TASK STATEMENT
Scan the listing below. Report each line that includes "ETHUSD".

TASK DATA
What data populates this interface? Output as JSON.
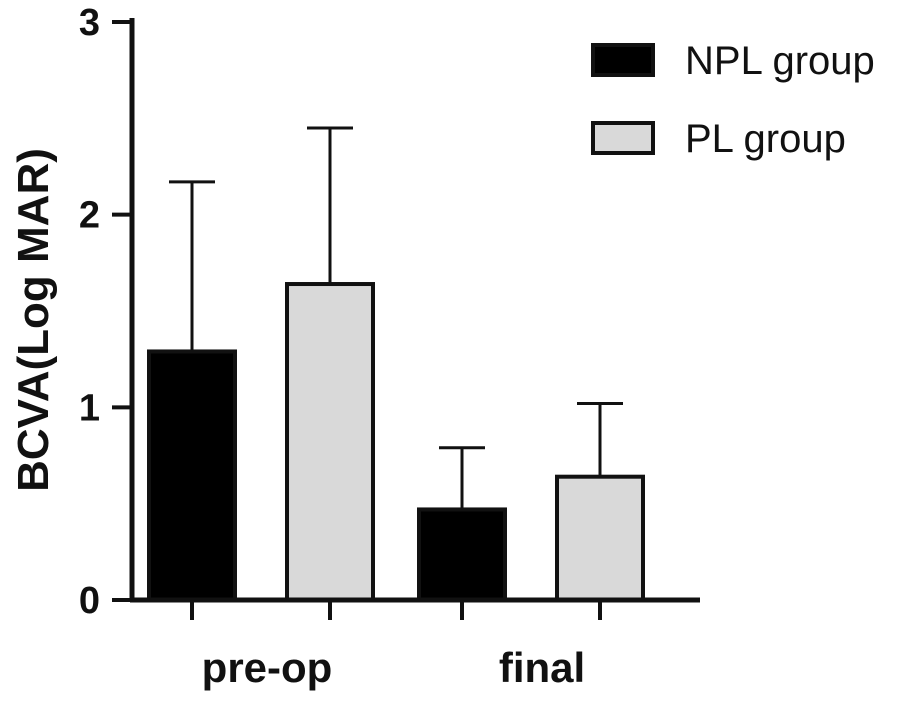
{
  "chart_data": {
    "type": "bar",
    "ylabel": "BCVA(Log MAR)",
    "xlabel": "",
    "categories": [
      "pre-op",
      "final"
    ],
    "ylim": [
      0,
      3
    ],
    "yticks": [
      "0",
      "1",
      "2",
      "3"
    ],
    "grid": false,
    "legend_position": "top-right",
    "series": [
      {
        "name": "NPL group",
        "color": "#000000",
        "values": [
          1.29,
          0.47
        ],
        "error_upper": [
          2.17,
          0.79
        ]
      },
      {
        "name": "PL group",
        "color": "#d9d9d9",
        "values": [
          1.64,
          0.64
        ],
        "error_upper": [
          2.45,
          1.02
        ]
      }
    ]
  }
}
==
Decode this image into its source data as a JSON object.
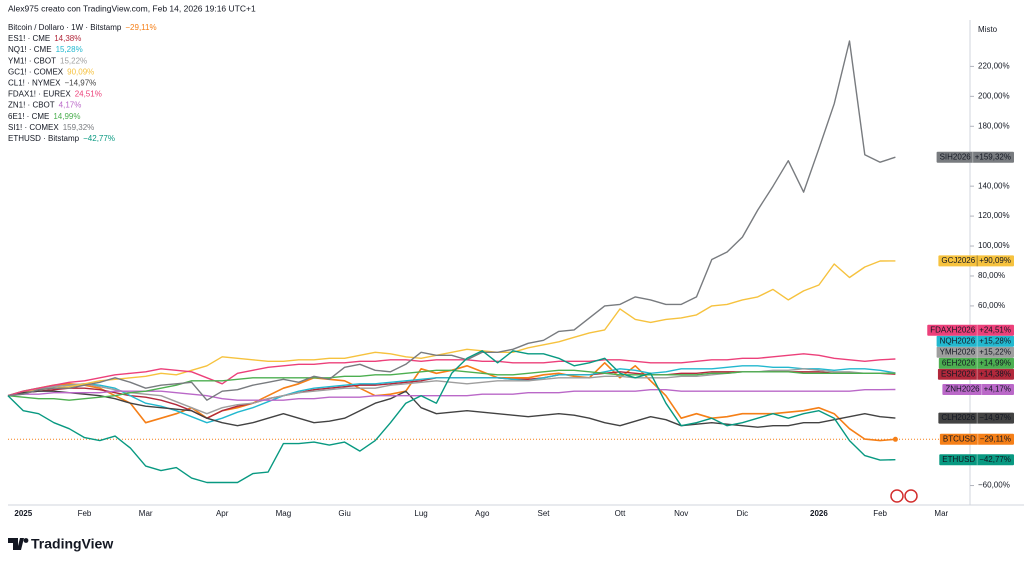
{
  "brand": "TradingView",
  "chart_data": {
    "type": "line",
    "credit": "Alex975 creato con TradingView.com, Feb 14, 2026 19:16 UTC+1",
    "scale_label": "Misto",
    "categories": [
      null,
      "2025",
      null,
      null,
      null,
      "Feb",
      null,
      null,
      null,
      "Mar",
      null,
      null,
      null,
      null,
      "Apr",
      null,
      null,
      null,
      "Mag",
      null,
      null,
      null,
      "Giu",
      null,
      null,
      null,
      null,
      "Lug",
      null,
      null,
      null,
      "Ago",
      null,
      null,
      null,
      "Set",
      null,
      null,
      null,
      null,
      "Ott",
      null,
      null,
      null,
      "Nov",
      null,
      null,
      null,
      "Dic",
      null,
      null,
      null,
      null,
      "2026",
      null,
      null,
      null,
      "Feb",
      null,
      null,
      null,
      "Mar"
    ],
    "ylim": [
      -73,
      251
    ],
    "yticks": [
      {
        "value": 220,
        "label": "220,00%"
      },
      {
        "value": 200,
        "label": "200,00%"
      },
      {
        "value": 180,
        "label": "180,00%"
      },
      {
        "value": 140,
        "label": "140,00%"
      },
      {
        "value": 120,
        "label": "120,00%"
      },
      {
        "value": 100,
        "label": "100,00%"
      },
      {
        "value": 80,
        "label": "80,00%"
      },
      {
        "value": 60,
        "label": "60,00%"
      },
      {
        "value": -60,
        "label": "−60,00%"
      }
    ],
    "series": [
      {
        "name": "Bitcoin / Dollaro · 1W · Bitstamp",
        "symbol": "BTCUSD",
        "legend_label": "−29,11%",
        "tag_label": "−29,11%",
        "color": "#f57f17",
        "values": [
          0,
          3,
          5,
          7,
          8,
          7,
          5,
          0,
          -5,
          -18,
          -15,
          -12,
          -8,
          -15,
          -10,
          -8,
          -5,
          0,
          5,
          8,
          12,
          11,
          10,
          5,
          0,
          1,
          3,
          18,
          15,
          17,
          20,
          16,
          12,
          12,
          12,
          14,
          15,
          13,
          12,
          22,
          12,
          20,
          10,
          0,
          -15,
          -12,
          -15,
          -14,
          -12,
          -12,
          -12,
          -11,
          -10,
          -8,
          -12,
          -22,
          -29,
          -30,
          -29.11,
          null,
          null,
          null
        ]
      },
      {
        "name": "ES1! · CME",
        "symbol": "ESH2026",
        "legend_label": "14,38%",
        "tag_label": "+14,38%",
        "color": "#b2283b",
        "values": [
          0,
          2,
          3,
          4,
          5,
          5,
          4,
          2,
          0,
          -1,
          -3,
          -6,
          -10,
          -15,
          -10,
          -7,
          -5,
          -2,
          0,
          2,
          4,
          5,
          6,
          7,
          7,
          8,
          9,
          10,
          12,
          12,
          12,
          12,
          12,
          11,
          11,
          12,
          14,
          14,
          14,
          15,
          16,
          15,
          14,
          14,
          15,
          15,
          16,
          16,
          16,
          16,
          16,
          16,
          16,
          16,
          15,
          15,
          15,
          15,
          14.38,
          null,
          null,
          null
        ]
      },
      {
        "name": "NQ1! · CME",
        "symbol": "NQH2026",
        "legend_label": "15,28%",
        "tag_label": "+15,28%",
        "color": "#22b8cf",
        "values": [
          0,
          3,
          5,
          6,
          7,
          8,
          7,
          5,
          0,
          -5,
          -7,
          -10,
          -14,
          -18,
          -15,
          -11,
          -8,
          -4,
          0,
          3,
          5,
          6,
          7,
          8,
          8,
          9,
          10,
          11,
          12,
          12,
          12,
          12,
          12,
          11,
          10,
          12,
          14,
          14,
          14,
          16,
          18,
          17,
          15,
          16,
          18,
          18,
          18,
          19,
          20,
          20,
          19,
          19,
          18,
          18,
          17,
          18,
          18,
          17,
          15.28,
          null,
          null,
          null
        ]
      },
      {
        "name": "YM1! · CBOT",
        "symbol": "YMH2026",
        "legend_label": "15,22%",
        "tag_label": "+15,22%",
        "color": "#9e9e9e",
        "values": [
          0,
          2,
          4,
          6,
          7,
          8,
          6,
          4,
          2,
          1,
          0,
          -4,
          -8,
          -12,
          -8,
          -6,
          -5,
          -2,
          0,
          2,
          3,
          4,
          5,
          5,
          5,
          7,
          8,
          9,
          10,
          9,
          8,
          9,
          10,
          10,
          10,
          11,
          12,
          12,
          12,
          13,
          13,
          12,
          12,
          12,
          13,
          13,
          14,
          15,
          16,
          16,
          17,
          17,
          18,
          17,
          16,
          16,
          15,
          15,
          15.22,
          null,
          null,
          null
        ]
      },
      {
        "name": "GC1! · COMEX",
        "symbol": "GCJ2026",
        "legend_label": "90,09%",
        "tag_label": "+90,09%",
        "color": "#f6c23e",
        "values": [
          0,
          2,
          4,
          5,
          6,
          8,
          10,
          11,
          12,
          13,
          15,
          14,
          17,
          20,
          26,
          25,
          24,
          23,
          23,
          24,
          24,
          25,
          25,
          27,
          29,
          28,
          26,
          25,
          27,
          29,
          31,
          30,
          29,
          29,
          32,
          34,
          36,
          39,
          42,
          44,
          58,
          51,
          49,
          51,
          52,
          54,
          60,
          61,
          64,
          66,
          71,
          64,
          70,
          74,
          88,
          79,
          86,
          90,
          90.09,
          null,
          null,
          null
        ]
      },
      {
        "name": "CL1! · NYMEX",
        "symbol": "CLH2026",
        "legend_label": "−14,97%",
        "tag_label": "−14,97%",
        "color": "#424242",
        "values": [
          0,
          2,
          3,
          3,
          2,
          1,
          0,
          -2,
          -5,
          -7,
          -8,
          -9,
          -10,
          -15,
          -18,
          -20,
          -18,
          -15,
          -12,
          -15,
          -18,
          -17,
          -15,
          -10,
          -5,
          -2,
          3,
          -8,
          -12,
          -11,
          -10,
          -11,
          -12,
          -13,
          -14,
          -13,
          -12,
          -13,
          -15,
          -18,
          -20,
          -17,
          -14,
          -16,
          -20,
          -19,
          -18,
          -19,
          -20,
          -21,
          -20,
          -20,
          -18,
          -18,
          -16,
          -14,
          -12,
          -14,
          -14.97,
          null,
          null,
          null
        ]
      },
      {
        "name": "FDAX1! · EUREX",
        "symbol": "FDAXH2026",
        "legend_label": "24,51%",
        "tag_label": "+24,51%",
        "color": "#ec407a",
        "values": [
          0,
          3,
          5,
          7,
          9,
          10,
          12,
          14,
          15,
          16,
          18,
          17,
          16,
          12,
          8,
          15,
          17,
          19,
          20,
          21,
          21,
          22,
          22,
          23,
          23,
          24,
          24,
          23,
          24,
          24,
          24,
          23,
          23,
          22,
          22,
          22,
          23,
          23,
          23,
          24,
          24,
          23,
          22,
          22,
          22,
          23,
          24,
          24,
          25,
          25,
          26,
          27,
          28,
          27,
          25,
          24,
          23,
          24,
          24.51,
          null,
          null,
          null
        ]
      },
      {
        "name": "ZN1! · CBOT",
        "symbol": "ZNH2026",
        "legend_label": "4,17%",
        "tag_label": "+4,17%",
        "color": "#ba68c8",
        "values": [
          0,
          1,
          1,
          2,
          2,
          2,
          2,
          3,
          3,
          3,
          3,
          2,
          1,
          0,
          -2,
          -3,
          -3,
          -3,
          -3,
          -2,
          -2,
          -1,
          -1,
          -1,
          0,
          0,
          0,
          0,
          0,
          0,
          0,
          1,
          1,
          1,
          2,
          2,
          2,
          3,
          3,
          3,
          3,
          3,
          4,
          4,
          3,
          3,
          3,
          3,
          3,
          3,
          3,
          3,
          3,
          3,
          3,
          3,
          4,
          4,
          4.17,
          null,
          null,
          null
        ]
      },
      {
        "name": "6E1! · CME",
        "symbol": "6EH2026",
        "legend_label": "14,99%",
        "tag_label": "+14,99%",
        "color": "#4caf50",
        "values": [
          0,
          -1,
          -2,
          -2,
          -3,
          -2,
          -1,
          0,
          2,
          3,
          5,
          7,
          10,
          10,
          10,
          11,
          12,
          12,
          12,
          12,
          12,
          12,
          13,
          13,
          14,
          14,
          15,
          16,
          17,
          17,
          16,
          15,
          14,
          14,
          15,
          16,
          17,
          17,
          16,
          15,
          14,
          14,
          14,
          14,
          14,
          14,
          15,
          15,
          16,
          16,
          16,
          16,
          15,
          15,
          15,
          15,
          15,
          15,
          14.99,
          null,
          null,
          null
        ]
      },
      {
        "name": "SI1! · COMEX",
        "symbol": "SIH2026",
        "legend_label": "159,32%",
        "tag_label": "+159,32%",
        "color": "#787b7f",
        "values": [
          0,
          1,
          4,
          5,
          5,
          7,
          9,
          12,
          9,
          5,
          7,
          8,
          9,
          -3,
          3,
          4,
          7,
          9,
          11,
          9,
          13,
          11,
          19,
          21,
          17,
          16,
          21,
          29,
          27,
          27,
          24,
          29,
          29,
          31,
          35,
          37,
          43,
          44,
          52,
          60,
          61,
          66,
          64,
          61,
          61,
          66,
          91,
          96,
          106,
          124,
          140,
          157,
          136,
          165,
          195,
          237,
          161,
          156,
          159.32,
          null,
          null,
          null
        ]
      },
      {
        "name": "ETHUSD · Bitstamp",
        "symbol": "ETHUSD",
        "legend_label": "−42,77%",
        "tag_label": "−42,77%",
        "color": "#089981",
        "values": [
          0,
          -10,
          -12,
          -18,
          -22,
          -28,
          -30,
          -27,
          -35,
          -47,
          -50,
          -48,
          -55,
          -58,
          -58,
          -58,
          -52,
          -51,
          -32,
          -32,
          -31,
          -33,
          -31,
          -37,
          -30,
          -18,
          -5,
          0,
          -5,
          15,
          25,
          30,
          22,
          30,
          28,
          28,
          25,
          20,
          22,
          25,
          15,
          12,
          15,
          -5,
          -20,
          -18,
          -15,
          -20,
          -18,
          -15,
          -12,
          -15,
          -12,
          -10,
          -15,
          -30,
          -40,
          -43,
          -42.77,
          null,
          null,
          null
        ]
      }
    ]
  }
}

RESULT
        "name": "ETHUSD · Bitstamp",
        "symbol": "ETHUSD",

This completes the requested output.